** Start of STORED DATA **

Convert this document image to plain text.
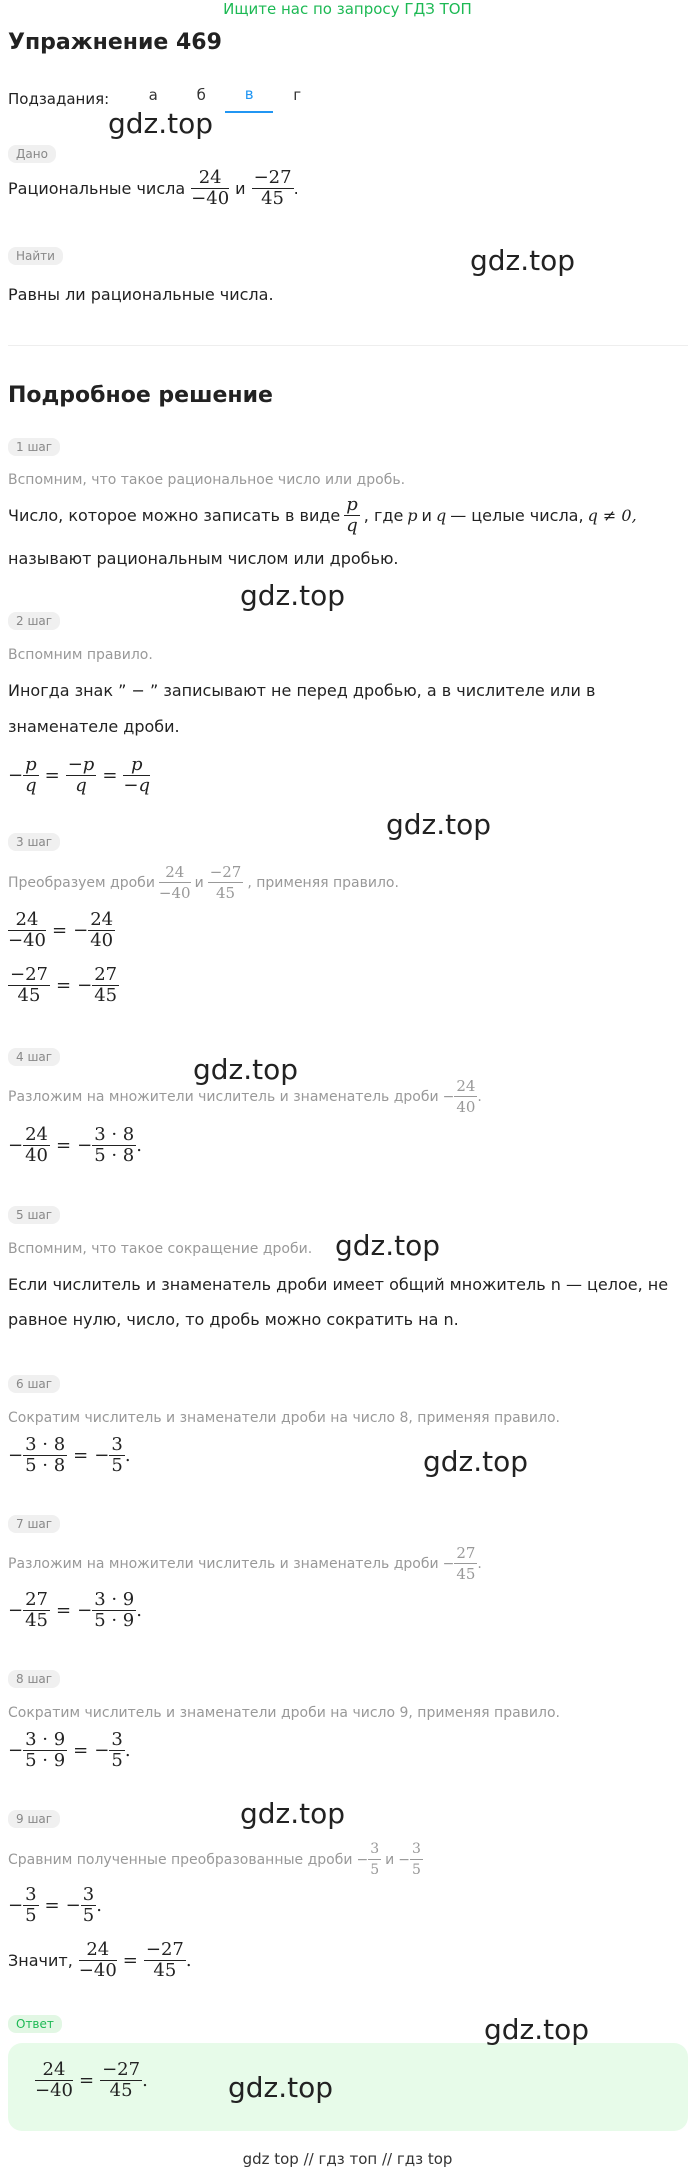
Ищите нас по запросу ГДЗ ТОП
Упражнение 469
Подзадания:	а	б	в	г
Дано
Рациональные числа $\frac{24}{-40}$ и $\frac{-27}{45}$ .
Найти
Равны ли рациональные числа.
Подробное решение
1 шаг
Вспомним, что такое рациональное число или дробь.
Число, которое можно записать в виде $\frac{p}{q}$ , где p и q — целые числа, q ≠ 0,
называют рациональным числом или дробью.
2 шаг
Вспомним правило.
Иногда знак ” − ” записывают не перед дробью, а в числителе или в
знаменателе дроби.
− $\frac{p}{q} = \frac{-p}{q} = \frac{p}{-q}$
3 шаг
Преобразуем дроби $\frac{24}{-40}$ и $\frac{-27}{45}$ , применяя правило.
$\frac{24}{-40}$ = − $\frac{24}{40}$
$\frac{-27}{45}$ = − $\frac{27}{45}$
4 шаг
Разложим на множители числитель и знаменатель дроби − $\frac{24}{40}$ .
− $\frac{24}{40}$ = − $\frac{3 \cdot 8}{5 \cdot 8}$ .
5 шаг
Вспомним, что такое сокращение дроби.
Если числитель и знаменатель дроби имеет общий множитель n — целое, не
равное нулю, число, то дробь можно сократить на n.
6 шаг
Сократим числитель и знаменатели дроби на число 8, применяя правило.
− $\frac{3 \cdot 8}{5 \cdot 8}$ = − $\frac{3}{5}$ .
7 шаг
Разложим на множители числитель и знаменатель дроби − $\frac{27}{45}$ .
− $\frac{27}{45}$ = − $\frac{3 \cdot 9}{5 \cdot 9}$ .
8 шаг
Сократим числитель и знаменатели дроби на число 9, применяя правило.
− $\frac{3 \cdot 9}{5 \cdot 9}$ = − $\frac{3}{5}$ .
9 шаг
Сравним полученные преобразованные дроби − $\frac{3}{5}$ $и - \frac{3}{5}$
− $\frac{3}{5}$ = − $\frac{3}{5}$ .
Значит, $\frac{24}{-40} = \frac{-27}{45}$ .
Ответ
$\frac{24}{-40} = \frac{-27}{45}$ .
gdz.top
gdz.top
gdz.top
gdz.top
gdz.top
gdz.top
gdz.top
gdz.top
gdz.top
gdz.top
gdz top // гдз топ // гдз top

** End of STORED DATA **

[EXERCISE AIM]:
Omit each picture, then return all of the listing exactly as it stands.

[COMPLETED TASK]:
Convert this document image to plain text.
Ищите нас по запросу ГДЗ ТОП
Упражнение 469
Подзадания:	а	б	в	г
Дано
Рациональные числа $\frac{24}{-40}$ и $\frac{-27}{45}$ .
Найти
Равны ли рациональные числа.
Подробное решение
1 шаг
Вспомним, что такое рациональное число или дробь.
Число, которое можно записать в виде $\frac{p}{q}$ , где p и q — целые числа, q ≠ 0,
называют рациональным числом или дробью.
2 шаг
Вспомним правило.
Иногда знак ” − ” записывают не перед дробью, а в числителе или в
знаменателе дроби.
− $\frac{p}{q} = \frac{-p}{q} = \frac{p}{-q}$
3 шаг
Преобразуем дроби $\frac{24}{-40}$ и $\frac{-27}{45}$ , применяя правило.
$\frac{24}{-40}$ = − $\frac{24}{40}$
$\frac{-27}{45}$ = − $\frac{27}{45}$
4 шаг
Разложим на множители числитель и знаменатель дроби − $\frac{24}{40}$ .
− $\frac{24}{40}$ = − $\frac{3 \cdot 8}{5 \cdot 8}$ .
5 шаг
Вспомним, что такое сокращение дроби.
Если числитель и знаменатель дроби имеет общий множитель n — целое, не
равное нулю, число, то дробь можно сократить на n.
6 шаг
Сократим числитель и знаменатели дроби на число 8, применяя правило.
− $\frac{3 \cdot 8}{5 \cdot 8}$ = − $\frac{3}{5}$ .
7 шаг
Разложим на множители числитель и знаменатель дроби − $\frac{27}{45}$ .
− $\frac{27}{45}$ = − $\frac{3 \cdot 9}{5 \cdot 9}$ .
8 шаг
Сократим числитель и знаменатели дроби на число 9, применяя правило.
− $\frac{3 \cdot 9}{5 \cdot 9}$ = − $\frac{3}{5}$ .
9 шаг
Сравним полученные преобразованные дроби − $\frac{3}{5}$ $и - \frac{3}{5}$
− $\frac{3}{5}$ = − $\frac{3}{5}$ .
Значит, $\frac{24}{-40} = \frac{-27}{45}$ .
Ответ
$\frac{24}{-40} = \frac{-27}{45}$ .
gdz.top
gdz.top
gdz.top
gdz.top
gdz.top
gdz.top
gdz.top
gdz.top
gdz.top
gdz.top
gdz top // гдз топ // гдз top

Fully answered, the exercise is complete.